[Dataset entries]
------

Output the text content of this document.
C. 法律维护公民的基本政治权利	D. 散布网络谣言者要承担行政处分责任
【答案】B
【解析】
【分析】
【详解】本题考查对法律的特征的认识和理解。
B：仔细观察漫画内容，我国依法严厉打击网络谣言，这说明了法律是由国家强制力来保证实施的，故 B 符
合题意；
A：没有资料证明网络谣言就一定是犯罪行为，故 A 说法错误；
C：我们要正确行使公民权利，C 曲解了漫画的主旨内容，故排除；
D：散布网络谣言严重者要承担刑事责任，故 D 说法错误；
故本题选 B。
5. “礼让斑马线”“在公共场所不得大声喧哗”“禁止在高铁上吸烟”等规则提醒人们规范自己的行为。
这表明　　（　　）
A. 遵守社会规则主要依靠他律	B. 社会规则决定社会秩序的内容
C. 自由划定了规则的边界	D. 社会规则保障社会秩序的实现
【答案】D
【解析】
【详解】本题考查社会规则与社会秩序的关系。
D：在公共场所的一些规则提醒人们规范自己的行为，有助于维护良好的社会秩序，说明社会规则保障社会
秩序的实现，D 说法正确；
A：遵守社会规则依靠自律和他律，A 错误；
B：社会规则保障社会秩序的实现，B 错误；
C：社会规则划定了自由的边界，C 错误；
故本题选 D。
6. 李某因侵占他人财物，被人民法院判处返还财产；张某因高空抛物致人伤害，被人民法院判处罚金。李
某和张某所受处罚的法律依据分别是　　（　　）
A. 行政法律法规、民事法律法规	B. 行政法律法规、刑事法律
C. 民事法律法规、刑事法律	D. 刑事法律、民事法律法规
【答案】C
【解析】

------

__What is being asked__
Reproduce the entries above in full, verbatim.

__Exercise result__
Output the text content of this document.
C. 法律维护公民的基本政治权利	D. 散布网络谣言者要承担行政处分责任
【答案】B
【解析】
【分析】
【详解】本题考查对法律的特征的认识和理解。
B：仔细观察漫画内容，我国依法严厉打击网络谣言，这说明了法律是由国家强制力来保证实施的，故 B 符
合题意；
A：没有资料证明网络谣言就一定是犯罪行为，故 A 说法错误；
C：我们要正确行使公民权利，C 曲解了漫画的主旨内容，故排除；
D：散布网络谣言严重者要承担刑事责任，故 D 说法错误；
故本题选 B。
5. “礼让斑马线”“在公共场所不得大声喧哗”“禁止在高铁上吸烟”等规则提醒人们规范自己的行为。
这表明　　（　　）
A. 遵守社会规则主要依靠他律	B. 社会规则决定社会秩序的内容
C. 自由划定了规则的边界	D. 社会规则保障社会秩序的实现
【答案】D
【解析】
【详解】本题考查社会规则与社会秩序的关系。
D：在公共场所的一些规则提醒人们规范自己的行为，有助于维护良好的社会秩序，说明社会规则保障社会
秩序的实现，D 说法正确；
A：遵守社会规则依靠自律和他律，A 错误；
B：社会规则保障社会秩序的实现，B 错误；
C：社会规则划定了自由的边界，C 错误；
故本题选 D。
6. 李某因侵占他人财物，被人民法院判处返还财产；张某因高空抛物致人伤害，被人民法院判处罚金。李
某和张某所受处罚的法律依据分别是　　（　　）
A. 行政法律法规、民事法律法规	B. 行政法律法规、刑事法律
C. 民事法律法规、刑事法律	D. 刑事法律、民事法律法规
【答案】C
【解析】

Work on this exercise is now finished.